(What is needed): Write out the entire listing below exactly, with the pictures left out.

____

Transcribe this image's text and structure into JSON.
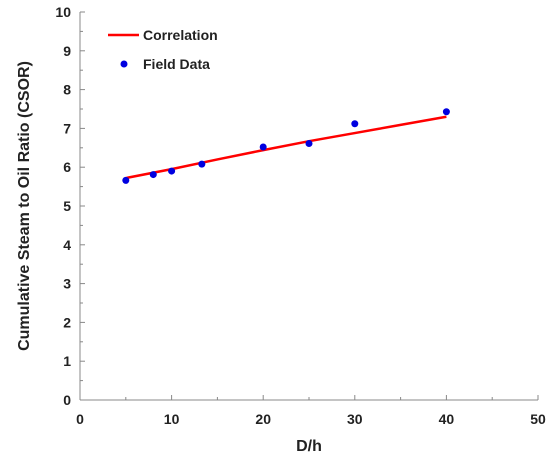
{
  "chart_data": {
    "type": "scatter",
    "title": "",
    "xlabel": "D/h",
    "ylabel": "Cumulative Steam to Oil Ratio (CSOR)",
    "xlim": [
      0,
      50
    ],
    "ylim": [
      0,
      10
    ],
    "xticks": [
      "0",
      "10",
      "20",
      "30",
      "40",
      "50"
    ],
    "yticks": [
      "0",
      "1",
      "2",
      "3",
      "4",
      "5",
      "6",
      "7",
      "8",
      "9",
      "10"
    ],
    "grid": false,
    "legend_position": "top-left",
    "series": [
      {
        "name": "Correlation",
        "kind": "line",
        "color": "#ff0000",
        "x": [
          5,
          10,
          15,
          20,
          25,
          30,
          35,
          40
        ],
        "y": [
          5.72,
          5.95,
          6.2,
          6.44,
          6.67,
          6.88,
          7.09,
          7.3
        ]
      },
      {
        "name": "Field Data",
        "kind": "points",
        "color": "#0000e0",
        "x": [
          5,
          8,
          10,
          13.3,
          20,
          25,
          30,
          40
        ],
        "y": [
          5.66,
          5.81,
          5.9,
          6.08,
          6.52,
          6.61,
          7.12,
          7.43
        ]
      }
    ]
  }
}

____

(Solution):
Transcribe this image's text and structure into JSON.
{
  "chart_data": {
    "type": "scatter",
    "title": "",
    "xlabel": "D/h",
    "ylabel": "Cumulative Steam to Oil Ratio (CSOR)",
    "xlim": [
      0,
      50
    ],
    "ylim": [
      0,
      10
    ],
    "xticks": [
      "0",
      "10",
      "20",
      "30",
      "40",
      "50"
    ],
    "yticks": [
      "0",
      "1",
      "2",
      "3",
      "4",
      "5",
      "6",
      "7",
      "8",
      "9",
      "10"
    ],
    "grid": false,
    "legend_position": "top-left",
    "series": [
      {
        "name": "Correlation",
        "kind": "line",
        "color": "#ff0000",
        "x": [
          5,
          10,
          15,
          20,
          25,
          30,
          35,
          40
        ],
        "y": [
          5.72,
          5.95,
          6.2,
          6.44,
          6.67,
          6.88,
          7.09,
          7.3
        ]
      },
      {
        "name": "Field Data",
        "kind": "points",
        "color": "#0000e0",
        "x": [
          5,
          8,
          10,
          13.3,
          20,
          25,
          30,
          40
        ],
        "y": [
          5.66,
          5.81,
          5.9,
          6.08,
          6.52,
          6.61,
          7.12,
          7.43
        ]
      }
    ]
  }
}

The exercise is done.